*Exercise requirements*. Copy each line where the word "this" occurs.

*Records shown*.

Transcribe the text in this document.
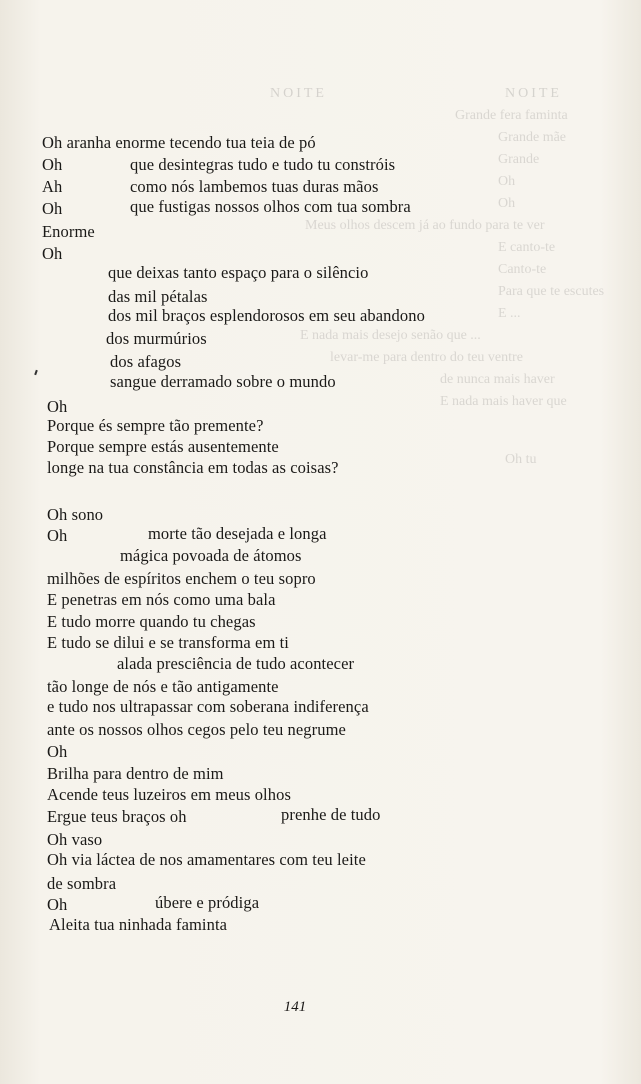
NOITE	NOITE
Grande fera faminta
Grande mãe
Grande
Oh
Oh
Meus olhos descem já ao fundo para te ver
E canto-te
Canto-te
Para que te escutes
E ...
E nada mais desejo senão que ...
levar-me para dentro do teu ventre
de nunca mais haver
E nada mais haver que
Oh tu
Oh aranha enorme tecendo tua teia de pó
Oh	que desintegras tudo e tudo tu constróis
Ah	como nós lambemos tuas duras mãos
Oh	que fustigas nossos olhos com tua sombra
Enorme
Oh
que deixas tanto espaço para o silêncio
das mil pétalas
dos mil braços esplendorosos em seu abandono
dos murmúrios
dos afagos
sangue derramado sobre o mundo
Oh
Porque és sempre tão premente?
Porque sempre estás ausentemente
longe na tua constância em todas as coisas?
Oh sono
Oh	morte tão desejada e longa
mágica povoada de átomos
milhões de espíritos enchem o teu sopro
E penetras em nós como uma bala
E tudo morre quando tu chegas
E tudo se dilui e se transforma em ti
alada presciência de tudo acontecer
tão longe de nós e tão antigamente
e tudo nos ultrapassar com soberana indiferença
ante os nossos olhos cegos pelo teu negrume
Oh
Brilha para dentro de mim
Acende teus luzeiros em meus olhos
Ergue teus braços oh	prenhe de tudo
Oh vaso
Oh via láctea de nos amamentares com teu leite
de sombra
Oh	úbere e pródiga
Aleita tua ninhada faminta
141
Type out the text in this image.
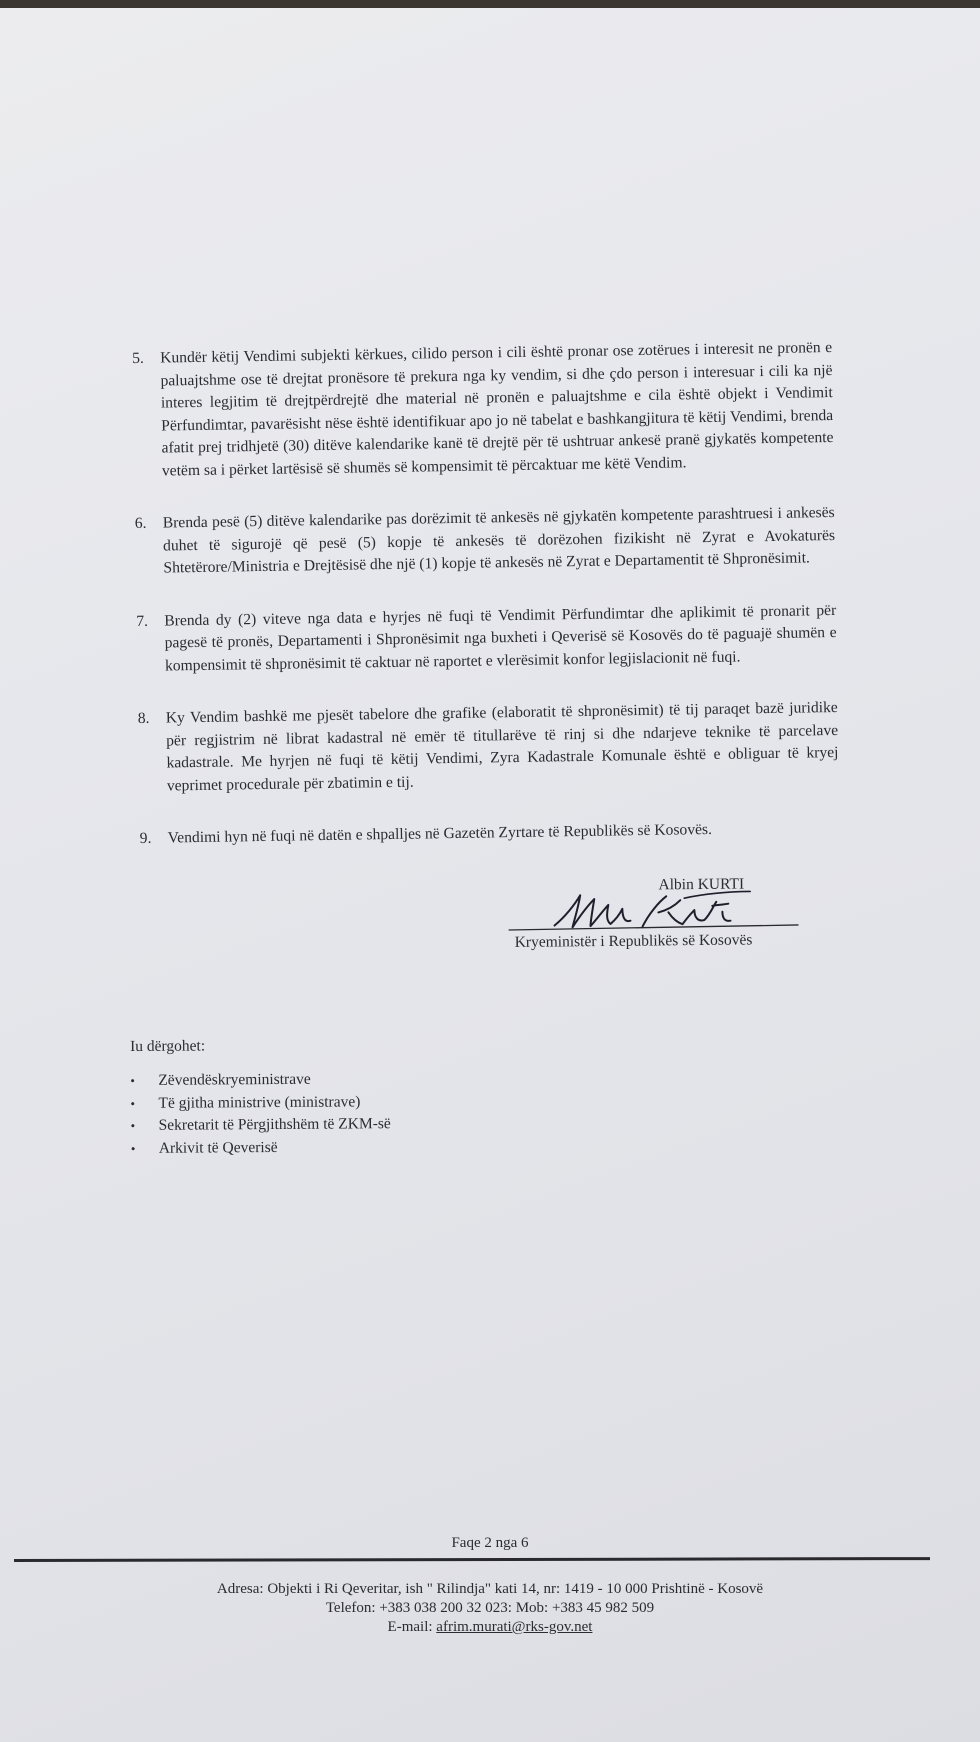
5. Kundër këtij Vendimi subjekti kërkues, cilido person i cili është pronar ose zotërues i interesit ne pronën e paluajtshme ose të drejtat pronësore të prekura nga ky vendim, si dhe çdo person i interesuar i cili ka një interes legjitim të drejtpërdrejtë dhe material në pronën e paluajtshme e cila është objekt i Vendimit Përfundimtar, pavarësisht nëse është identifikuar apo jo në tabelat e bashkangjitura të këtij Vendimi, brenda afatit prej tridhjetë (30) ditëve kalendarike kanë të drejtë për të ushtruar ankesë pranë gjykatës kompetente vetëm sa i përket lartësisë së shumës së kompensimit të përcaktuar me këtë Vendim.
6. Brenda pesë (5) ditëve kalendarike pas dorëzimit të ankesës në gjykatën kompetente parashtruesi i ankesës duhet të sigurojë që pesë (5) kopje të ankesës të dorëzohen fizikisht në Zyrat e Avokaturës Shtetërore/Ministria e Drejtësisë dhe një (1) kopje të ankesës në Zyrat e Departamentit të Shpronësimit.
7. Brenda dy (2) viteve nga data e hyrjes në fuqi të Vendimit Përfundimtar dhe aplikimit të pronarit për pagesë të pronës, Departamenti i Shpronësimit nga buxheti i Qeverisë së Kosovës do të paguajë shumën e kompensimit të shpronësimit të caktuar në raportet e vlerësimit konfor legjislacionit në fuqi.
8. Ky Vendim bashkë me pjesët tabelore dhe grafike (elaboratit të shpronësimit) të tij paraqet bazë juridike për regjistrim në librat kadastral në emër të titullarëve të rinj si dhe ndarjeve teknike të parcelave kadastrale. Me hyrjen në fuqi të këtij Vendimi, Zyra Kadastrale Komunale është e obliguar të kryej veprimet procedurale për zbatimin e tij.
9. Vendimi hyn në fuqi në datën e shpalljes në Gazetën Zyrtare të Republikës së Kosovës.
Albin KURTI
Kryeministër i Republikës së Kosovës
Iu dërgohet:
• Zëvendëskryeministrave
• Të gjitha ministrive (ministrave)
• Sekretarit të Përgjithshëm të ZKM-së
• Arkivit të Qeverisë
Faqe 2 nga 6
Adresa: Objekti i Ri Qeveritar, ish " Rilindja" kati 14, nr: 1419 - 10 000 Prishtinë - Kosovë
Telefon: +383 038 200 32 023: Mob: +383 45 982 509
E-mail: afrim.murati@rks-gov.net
...
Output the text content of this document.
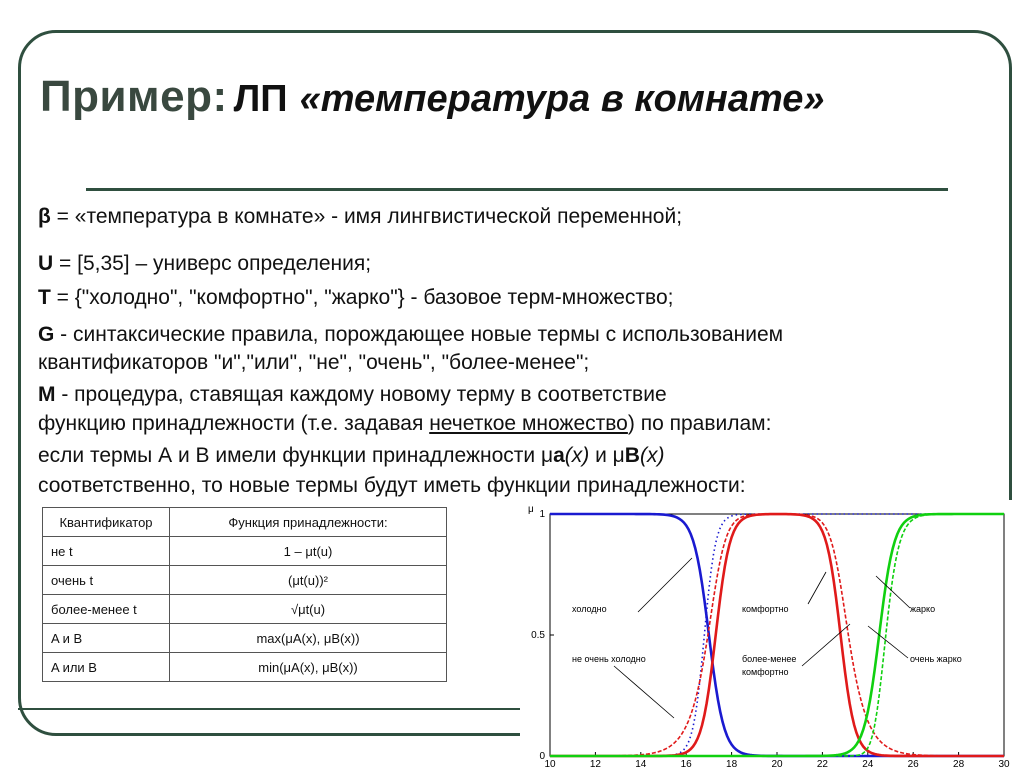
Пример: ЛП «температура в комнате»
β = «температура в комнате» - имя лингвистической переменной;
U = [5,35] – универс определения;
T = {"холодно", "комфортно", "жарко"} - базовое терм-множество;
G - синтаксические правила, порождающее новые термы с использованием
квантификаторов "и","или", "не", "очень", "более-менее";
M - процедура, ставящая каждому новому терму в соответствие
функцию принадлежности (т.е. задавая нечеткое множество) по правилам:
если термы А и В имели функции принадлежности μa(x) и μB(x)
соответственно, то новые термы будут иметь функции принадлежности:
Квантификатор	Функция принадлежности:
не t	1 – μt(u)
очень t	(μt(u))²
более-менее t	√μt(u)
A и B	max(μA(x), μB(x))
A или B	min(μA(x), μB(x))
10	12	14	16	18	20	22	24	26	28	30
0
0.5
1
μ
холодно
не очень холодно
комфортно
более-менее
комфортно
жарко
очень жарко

*Complete output*.
Transcribe the text in this document.
Type out the text in this image.
Output the text content of this document.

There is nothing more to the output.